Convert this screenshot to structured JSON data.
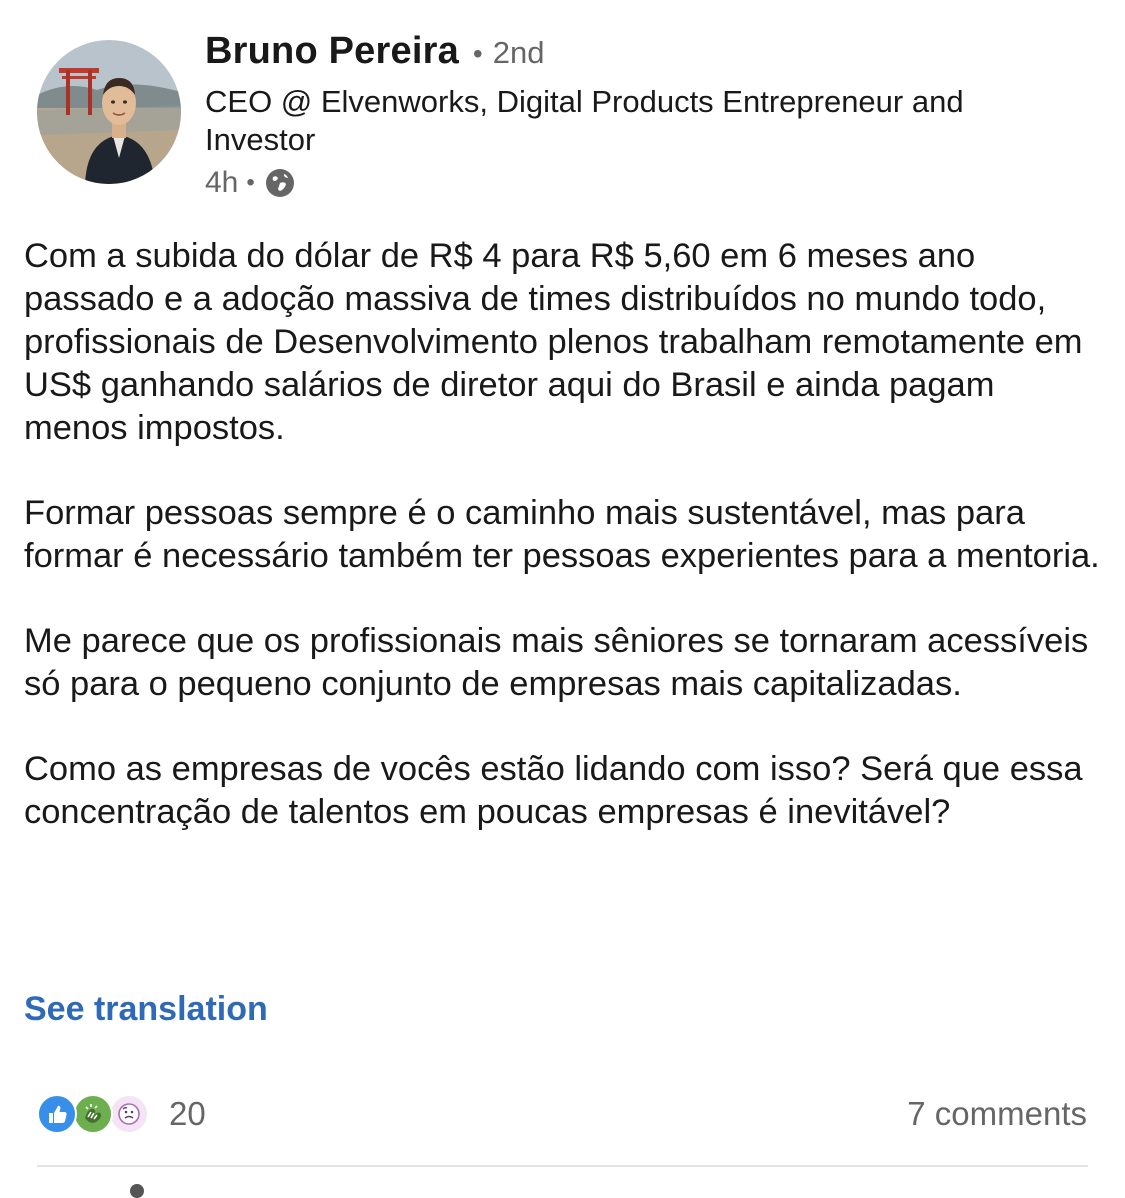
{
  "author": {
    "name": "Bruno Pereira",
    "connection_degree": "2nd",
    "separator": "•",
    "headline": "CEO @ Elvenworks, Digital Products Entrepreneur and Investor",
    "posted_ago": "4h",
    "visibility_icon": "globe-icon",
    "avatar_icon": "profile-photo"
  },
  "post": {
    "paragraphs": [
      "Com a subida do dólar de R$ 4 para R$ 5,60 em 6 meses ano passado e a adoção massiva de times distribuídos no mundo todo, profissionais de Desenvolvimento plenos trabalham remotamente em US$ ganhando salários de diretor aqui do Brasil e ainda pagam menos impostos.",
      "Formar pessoas sempre é o caminho mais sustentável, mas para formar é necessário também ter pessoas experientes para a mentoria.",
      "Me parece que os profissionais mais sêniores se tornaram acessíveis só para o pequeno conjunto de empresas mais capitalizadas.",
      "Como as empresas de vocês estão lidando com isso? Será que essa concentração de talentos em poucas empresas é inevitável?"
    ],
    "see_translation": "See translation"
  },
  "social": {
    "reaction_icons": [
      "like-icon",
      "celebrate-icon",
      "curious-icon"
    ],
    "reaction_count": "20",
    "comments": "7 comments"
  },
  "colors": {
    "text": "#191919",
    "muted": "#666666",
    "link": "#2e6ab8",
    "like": "#378fe9",
    "celebrate": "#44712e",
    "curious": "#df704d"
  }
}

-*-

Short exercise: Each line above is to be copied verbatim. Drop any image from the copy.

Response:
Convert this screenshot to structured JSON data.
{
  "author": {
    "name": "Bruno Pereira",
    "connection_degree": "2nd",
    "separator": "•",
    "headline": "CEO @ Elvenworks, Digital Products Entrepreneur and Investor",
    "posted_ago": "4h",
    "visibility_icon": "globe-icon",
    "avatar_icon": "profile-photo"
  },
  "post": {
    "paragraphs": [
      "Com a subida do dólar de R$ 4 para R$ 5,60 em 6 meses ano passado e a adoção massiva de times distribuídos no mundo todo, profissionais de Desenvolvimento plenos trabalham remotamente em US$ ganhando salários de diretor aqui do Brasil e ainda pagam menos impostos.",
      "Formar pessoas sempre é o caminho mais sustentável, mas para formar é necessário também ter pessoas experientes para a mentoria.",
      "Me parece que os profissionais mais sêniores se tornaram acessíveis só para o pequeno conjunto de empresas mais capitalizadas.",
      "Como as empresas de vocês estão lidando com isso? Será que essa concentração de talentos em poucas empresas é inevitável?"
    ],
    "see_translation": "See translation"
  },
  "social": {
    "reaction_icons": [
      "like-icon",
      "celebrate-icon",
      "curious-icon"
    ],
    "reaction_count": "20",
    "comments": "7 comments"
  },
  "colors": {
    "text": "#191919",
    "muted": "#666666",
    "link": "#2e6ab8",
    "like": "#378fe9",
    "celebrate": "#44712e",
    "curious": "#df704d"
  }
}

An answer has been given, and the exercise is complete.